A run of records:
◇ ◇ ◇ ◇ ◇ ◇ ◇

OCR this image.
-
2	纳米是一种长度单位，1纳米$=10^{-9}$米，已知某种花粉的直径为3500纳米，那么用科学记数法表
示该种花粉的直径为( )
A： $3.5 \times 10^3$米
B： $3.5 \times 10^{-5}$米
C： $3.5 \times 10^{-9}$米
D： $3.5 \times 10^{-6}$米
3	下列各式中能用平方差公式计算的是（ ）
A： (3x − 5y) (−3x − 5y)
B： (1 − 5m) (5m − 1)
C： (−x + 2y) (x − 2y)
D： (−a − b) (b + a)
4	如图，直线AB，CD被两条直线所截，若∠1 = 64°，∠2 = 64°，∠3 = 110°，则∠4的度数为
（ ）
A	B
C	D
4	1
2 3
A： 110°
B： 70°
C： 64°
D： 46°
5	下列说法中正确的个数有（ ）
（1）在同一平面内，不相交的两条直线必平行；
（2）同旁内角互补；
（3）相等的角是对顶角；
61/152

◇ ◇ ◇ ◇ ◇ ◇ ◇

**WHAT YOU NEED TO DO**: Each line above must be reproduced exactly as it stands.

**FINISHED ANSWER**:
OCR this image.
-
2	纳米是一种长度单位，1纳米$=10^{-9}$米，已知某种花粉的直径为3500纳米，那么用科学记数法表
示该种花粉的直径为( )
A： $3.5 \times 10^3$米
B： $3.5 \times 10^{-5}$米
C： $3.5 \times 10^{-9}$米
D： $3.5 \times 10^{-6}$米
3	下列各式中能用平方差公式计算的是（ ）
A： (3x − 5y) (−3x − 5y)
B： (1 − 5m) (5m − 1)
C： (−x + 2y) (x − 2y)
D： (−a − b) (b + a)
4	如图，直线AB，CD被两条直线所截，若∠1 = 64°，∠2 = 64°，∠3 = 110°，则∠4的度数为
（ ）
A	B
C	D
4	1
2 3
A： 110°
B： 70°
C： 64°
D： 46°
5	下列说法中正确的个数有（ ）
（1）在同一平面内，不相交的两条直线必平行；
（2）同旁内角互补；
（3）相等的角是对顶角；
61/152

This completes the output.